** TASK DIRECTIONS **
Gather each line of the entries below that includes "posts".

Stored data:
━━━━━━

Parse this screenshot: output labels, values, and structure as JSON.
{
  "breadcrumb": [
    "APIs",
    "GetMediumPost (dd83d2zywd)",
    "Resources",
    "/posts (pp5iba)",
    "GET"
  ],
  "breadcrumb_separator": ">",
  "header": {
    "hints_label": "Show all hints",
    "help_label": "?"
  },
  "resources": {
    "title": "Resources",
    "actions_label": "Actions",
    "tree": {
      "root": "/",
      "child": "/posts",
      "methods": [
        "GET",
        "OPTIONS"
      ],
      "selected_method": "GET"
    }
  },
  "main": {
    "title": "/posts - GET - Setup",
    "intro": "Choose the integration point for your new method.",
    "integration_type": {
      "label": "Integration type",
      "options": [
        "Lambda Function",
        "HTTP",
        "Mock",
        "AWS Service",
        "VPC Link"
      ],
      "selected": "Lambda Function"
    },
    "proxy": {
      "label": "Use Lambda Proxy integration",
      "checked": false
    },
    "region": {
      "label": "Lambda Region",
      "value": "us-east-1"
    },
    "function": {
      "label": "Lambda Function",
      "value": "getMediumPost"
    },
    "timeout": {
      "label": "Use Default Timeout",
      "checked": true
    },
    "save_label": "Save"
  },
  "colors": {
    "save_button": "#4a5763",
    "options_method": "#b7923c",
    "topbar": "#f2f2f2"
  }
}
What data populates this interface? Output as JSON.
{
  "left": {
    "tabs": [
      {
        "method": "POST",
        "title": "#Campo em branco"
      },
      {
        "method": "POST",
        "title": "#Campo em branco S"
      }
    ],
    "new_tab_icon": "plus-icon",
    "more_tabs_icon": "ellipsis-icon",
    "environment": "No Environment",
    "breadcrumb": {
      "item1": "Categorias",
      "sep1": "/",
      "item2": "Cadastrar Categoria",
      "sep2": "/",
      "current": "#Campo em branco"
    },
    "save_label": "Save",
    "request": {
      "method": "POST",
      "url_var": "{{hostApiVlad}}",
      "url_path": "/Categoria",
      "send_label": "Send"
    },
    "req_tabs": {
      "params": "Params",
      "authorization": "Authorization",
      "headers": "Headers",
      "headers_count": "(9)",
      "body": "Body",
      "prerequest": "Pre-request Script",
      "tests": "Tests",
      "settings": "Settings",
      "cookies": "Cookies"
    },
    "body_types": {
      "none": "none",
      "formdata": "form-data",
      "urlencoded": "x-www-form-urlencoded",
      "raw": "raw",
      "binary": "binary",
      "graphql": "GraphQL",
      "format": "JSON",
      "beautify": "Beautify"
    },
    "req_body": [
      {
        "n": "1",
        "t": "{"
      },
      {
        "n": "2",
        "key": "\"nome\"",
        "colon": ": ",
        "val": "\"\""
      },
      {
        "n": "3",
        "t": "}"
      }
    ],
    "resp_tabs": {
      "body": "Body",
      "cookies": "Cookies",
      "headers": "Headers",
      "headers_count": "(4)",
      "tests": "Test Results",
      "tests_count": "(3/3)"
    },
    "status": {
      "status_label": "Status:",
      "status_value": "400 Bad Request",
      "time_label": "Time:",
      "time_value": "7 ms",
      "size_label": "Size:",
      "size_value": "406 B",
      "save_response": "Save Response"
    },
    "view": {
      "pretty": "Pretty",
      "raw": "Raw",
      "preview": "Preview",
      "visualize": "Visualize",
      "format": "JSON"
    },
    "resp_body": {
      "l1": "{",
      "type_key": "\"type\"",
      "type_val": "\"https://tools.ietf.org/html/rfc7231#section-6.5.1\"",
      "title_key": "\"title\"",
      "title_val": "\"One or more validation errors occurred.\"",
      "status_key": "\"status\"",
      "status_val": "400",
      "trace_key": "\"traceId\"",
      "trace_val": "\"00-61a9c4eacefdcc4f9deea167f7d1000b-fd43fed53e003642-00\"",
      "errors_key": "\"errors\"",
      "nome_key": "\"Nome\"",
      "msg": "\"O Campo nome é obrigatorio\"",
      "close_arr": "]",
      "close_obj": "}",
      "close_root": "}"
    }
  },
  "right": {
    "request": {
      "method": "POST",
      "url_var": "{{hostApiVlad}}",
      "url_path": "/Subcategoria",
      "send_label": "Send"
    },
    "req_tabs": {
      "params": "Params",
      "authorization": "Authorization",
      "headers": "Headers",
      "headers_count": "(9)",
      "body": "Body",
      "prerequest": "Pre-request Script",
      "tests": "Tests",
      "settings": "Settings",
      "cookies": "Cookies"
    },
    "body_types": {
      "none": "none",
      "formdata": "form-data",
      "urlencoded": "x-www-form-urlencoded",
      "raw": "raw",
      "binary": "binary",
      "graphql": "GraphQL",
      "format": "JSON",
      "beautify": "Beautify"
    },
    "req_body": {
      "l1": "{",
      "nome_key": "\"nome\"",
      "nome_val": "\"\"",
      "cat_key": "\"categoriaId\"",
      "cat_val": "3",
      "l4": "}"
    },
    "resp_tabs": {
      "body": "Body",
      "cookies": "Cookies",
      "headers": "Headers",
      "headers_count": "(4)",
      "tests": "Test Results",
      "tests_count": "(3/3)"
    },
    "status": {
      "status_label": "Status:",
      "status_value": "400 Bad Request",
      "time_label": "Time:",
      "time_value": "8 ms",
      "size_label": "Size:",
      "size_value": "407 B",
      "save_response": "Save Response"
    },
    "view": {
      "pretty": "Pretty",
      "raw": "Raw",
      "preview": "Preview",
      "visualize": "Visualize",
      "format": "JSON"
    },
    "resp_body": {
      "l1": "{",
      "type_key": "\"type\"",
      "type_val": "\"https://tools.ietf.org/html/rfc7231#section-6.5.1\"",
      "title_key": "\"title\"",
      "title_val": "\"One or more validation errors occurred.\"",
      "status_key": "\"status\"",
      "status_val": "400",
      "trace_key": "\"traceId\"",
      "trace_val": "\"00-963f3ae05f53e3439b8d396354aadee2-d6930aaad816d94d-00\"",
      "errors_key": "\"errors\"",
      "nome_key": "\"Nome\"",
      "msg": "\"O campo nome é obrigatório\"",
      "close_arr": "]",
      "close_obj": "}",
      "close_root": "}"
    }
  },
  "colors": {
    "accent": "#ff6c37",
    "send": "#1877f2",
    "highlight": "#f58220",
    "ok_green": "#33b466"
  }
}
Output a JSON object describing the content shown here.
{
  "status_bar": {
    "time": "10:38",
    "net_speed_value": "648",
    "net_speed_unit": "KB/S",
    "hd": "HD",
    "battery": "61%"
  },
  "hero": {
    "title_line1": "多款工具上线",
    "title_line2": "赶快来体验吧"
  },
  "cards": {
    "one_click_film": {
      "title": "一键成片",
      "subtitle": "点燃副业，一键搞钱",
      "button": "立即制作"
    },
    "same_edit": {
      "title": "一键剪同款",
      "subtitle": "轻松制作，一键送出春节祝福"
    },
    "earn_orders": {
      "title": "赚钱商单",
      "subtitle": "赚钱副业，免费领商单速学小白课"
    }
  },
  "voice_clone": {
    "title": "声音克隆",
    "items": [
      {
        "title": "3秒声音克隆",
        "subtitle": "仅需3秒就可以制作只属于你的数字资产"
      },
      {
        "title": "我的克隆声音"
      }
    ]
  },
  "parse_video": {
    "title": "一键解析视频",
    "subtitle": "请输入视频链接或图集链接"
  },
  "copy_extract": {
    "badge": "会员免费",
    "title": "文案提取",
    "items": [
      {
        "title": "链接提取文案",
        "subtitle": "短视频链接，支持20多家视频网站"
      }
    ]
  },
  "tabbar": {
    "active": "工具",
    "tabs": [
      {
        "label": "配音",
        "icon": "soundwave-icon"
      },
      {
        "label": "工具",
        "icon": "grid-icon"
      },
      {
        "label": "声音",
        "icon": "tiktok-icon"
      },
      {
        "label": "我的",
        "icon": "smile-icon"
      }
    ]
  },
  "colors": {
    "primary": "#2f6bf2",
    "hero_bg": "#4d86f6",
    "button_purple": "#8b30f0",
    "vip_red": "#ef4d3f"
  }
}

━━━━━━

** RESPONSE TO THE EXERCISE **
    "/posts (pp5iba)",
      "child": "/posts",
    "title": "/posts - GET - Setup",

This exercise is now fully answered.